Begin
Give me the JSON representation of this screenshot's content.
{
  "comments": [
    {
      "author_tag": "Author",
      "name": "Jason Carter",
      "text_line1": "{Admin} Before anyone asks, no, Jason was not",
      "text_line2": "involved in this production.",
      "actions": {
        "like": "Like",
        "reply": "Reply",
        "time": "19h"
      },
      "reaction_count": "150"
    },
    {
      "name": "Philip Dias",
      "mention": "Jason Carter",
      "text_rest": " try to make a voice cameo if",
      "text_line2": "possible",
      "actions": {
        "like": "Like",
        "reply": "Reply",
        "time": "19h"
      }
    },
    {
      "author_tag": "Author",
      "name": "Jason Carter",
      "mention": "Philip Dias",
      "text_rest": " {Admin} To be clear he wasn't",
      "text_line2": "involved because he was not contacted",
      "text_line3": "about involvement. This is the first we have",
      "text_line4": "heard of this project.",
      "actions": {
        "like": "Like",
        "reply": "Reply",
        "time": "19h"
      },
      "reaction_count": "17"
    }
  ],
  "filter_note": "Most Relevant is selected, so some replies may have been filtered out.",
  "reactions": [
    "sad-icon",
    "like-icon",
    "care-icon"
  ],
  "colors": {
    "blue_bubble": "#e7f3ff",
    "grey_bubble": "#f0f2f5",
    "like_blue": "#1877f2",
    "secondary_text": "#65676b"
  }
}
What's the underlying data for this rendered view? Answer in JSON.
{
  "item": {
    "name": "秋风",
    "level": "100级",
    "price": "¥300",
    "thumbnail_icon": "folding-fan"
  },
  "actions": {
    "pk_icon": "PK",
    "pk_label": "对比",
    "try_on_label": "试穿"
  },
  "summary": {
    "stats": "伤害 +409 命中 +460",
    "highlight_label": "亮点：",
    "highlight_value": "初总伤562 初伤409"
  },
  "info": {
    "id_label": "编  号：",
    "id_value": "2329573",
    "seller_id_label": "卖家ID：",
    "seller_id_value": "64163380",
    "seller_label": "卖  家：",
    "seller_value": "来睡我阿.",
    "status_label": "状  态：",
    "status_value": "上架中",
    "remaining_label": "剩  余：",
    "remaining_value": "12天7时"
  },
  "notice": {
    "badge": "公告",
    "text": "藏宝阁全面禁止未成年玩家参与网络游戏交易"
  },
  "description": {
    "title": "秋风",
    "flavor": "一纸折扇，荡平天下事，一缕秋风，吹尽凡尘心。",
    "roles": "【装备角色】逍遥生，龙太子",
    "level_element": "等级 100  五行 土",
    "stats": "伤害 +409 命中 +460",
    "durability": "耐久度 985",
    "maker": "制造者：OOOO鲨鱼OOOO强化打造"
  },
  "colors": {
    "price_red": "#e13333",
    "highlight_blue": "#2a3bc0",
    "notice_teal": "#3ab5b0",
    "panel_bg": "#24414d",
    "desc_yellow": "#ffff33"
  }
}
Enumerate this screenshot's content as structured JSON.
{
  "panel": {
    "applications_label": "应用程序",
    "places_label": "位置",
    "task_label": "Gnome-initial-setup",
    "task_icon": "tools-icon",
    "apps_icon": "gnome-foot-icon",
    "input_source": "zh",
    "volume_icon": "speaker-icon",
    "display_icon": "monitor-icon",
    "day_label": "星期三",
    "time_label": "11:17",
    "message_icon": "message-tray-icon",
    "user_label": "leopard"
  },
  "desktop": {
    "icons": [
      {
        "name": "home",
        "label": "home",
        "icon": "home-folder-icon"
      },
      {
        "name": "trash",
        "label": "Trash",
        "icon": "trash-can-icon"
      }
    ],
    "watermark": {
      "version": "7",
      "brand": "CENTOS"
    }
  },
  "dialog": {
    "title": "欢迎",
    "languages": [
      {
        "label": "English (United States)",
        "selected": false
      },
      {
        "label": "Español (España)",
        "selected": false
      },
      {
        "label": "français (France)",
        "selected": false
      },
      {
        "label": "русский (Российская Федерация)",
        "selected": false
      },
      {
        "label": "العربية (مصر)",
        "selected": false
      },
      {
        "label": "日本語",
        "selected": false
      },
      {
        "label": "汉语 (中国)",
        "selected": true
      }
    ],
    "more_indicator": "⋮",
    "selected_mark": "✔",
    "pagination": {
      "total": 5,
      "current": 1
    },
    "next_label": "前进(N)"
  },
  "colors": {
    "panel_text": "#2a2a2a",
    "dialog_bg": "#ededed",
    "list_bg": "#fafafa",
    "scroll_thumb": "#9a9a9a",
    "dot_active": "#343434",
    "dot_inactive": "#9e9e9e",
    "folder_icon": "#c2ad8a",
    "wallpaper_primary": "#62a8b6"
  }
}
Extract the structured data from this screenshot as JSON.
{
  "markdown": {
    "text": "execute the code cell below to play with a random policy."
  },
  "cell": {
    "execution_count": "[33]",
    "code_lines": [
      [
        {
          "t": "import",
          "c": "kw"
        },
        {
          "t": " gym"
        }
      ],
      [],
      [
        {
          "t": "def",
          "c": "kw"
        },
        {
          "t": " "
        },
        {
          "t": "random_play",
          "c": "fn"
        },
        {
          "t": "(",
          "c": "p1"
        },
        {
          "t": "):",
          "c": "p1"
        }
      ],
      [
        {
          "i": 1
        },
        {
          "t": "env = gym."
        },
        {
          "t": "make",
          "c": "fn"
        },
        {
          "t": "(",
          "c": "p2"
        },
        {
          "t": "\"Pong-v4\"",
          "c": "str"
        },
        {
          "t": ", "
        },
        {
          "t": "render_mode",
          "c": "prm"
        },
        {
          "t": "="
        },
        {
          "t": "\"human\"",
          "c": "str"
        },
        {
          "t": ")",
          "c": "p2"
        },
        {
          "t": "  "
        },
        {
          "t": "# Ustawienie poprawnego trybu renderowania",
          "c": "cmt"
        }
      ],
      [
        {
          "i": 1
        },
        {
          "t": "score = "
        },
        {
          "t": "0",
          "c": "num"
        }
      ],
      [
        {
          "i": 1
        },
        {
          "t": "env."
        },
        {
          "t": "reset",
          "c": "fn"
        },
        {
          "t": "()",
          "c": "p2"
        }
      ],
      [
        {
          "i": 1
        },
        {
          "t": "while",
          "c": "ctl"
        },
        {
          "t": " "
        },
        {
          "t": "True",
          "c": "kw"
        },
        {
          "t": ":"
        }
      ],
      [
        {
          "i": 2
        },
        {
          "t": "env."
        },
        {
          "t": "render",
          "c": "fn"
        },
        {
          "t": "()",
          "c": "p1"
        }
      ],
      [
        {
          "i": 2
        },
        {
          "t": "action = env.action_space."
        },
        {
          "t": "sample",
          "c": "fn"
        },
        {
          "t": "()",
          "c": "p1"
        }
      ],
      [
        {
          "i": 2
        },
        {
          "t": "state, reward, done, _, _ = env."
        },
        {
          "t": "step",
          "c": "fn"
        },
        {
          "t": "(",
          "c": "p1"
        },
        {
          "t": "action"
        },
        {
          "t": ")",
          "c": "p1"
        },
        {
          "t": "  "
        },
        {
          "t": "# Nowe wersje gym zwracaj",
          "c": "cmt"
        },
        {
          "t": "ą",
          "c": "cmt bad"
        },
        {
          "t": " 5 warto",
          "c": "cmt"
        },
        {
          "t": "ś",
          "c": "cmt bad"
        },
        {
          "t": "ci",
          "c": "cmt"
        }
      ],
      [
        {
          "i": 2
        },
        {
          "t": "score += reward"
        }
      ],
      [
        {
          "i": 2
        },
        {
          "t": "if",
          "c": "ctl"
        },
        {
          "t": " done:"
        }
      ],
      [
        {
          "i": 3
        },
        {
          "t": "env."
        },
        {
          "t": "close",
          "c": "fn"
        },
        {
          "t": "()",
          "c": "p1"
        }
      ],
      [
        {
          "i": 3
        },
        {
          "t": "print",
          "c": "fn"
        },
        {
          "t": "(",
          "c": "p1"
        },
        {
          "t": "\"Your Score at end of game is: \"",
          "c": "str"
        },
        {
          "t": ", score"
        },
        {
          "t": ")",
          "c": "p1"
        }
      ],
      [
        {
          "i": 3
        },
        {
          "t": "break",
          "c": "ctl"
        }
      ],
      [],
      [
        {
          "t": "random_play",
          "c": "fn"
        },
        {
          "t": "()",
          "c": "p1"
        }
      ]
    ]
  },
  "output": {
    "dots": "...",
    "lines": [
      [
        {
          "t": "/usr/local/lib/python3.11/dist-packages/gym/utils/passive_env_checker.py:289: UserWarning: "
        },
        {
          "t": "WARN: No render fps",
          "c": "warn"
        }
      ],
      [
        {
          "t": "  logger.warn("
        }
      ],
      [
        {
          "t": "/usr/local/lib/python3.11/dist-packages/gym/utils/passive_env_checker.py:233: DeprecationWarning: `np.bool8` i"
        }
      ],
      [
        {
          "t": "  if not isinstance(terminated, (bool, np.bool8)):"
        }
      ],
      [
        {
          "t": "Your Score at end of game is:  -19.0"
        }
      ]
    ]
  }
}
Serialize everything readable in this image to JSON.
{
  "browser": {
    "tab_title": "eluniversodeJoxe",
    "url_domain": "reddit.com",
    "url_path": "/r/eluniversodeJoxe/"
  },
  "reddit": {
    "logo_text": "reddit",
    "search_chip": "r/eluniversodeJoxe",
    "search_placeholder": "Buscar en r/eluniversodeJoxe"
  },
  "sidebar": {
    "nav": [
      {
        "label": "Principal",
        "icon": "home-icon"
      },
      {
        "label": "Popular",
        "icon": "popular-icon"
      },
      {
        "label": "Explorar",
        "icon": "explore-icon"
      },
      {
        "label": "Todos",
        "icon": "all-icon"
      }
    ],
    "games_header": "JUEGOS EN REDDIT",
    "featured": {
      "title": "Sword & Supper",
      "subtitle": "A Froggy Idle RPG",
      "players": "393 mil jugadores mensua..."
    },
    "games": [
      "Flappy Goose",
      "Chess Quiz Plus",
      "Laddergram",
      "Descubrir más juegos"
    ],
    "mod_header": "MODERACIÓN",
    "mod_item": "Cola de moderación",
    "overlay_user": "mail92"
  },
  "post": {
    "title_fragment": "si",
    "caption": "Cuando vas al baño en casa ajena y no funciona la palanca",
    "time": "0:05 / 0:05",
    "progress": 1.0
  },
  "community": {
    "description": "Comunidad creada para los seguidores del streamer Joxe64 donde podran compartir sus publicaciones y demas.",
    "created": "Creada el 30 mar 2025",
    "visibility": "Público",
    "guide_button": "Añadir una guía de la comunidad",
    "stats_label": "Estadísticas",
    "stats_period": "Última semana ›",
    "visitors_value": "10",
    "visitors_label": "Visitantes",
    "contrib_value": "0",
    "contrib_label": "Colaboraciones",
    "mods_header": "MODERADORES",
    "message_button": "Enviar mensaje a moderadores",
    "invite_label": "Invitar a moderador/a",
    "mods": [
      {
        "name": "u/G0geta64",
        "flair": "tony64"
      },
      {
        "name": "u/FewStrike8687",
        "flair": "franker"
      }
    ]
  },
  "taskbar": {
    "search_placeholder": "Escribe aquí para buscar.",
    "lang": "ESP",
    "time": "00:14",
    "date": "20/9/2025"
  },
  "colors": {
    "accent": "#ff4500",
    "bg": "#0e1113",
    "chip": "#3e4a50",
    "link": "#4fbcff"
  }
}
End
GIVEN EXERCISE:
Copy each line of the records containing the string "cell".

EXPECTED ANSWER:
    "text": "execute the code cell below to play with a random policy."
  "cell": {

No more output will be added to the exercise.